→ Records shown:
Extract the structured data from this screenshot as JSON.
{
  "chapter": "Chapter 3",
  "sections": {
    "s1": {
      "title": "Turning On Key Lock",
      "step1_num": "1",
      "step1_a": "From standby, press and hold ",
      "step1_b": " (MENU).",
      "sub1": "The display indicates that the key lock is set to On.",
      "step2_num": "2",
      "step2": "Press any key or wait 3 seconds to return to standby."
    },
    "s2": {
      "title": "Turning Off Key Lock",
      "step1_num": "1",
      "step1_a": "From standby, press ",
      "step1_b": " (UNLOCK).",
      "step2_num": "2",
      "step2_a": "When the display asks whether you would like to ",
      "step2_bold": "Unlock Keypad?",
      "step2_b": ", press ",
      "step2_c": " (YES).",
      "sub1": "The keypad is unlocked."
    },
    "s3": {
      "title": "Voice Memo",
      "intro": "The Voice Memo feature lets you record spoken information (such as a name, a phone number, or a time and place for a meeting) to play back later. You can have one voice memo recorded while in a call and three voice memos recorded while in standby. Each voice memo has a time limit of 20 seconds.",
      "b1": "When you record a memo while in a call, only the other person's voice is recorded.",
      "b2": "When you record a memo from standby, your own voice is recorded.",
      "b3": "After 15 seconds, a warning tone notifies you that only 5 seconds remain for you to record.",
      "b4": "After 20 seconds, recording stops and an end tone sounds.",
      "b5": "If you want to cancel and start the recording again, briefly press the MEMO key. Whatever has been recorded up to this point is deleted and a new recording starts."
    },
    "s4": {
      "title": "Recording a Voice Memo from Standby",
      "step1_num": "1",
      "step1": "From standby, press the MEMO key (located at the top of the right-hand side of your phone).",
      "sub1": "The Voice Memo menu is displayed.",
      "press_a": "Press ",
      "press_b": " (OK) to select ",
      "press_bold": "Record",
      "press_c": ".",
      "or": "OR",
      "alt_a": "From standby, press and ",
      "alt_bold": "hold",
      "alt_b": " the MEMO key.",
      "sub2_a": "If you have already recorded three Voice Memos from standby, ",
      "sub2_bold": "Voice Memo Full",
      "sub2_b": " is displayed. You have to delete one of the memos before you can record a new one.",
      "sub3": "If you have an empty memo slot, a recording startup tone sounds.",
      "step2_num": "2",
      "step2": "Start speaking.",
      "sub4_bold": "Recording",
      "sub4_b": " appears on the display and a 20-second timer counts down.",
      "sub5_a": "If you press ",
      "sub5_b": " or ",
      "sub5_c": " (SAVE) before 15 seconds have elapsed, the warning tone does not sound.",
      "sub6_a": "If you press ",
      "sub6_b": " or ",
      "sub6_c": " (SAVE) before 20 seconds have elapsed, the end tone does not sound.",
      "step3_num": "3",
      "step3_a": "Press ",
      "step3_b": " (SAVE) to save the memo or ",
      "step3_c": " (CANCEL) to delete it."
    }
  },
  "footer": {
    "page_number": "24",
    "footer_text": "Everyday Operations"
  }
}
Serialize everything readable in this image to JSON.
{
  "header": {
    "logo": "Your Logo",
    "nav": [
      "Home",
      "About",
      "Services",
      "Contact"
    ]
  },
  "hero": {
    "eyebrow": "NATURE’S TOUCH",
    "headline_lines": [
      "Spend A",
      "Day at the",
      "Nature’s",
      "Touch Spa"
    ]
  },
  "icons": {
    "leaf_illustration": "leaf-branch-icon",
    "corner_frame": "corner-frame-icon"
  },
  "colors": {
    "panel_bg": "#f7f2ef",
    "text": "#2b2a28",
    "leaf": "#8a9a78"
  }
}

→ Problem to work on: Copy out every line from the data above that has "elapsed" in it.

→ Exercise answer:
      "sub5_c": " (SAVE) before 15 seconds have elapsed, the warning tone does not sound.",
      "sub6_c": " (SAVE) before 20 seconds have elapsed, the end tone does not sound.",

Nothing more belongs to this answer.